**Your instructions:**
Would you repeat the listing exactly but omit every picture?

■ ■ ■ ■

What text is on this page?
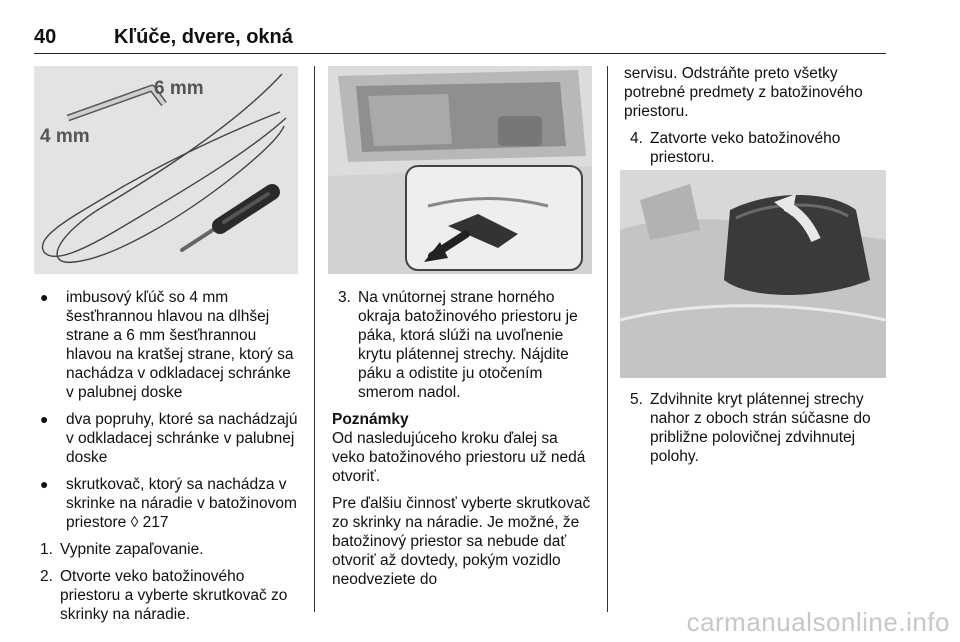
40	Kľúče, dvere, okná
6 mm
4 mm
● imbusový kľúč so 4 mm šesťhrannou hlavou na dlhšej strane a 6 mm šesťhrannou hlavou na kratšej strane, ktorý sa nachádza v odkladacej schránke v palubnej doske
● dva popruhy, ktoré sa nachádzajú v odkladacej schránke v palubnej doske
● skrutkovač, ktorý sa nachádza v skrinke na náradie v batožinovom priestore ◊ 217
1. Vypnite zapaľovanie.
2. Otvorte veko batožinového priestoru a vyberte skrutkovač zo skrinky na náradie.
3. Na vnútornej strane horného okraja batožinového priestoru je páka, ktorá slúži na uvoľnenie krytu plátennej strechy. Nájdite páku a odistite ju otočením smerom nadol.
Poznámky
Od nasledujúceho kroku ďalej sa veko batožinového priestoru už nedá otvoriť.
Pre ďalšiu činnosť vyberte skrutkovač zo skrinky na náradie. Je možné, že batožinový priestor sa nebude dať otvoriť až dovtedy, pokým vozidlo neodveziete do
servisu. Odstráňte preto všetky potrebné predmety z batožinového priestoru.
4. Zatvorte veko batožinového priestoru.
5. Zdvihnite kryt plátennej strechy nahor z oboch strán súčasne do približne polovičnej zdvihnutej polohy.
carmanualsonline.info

■ ■ ■ ■

**Exercise result:**
What text is on this page?
40	Kľúče, dvere, okná
6 mm
4 mm
● imbusový kľúč so 4 mm šesťhrannou hlavou na dlhšej strane a 6 mm šesťhrannou hlavou na kratšej strane, ktorý sa nachádza v odkladacej schránke v palubnej doske
● dva popruhy, ktoré sa nachádzajú v odkladacej schránke v palubnej doske
● skrutkovač, ktorý sa nachádza v skrinke na náradie v batožinovom priestore ◊ 217
1. Vypnite zapaľovanie.
2. Otvorte veko batožinového priestoru a vyberte skrutkovač zo skrinky na náradie.
3. Na vnútornej strane horného okraja batožinového priestoru je páka, ktorá slúži na uvoľnenie krytu plátennej strechy. Nájdite páku a odistite ju otočením smerom nadol.
Poznámky
Od nasledujúceho kroku ďalej sa veko batožinového priestoru už nedá otvoriť.
Pre ďalšiu činnosť vyberte skrutkovač zo skrinky na náradie. Je možné, že batožinový priestor sa nebude dať otvoriť až dovtedy, pokým vozidlo neodveziete do
servisu. Odstráňte preto všetky potrebné predmety z batožinového priestoru.
4. Zatvorte veko batožinového priestoru.
5. Zdvihnite kryt plátennej strechy nahor z oboch strán súčasne do približne polovičnej zdvihnutej polohy.
carmanualsonline.info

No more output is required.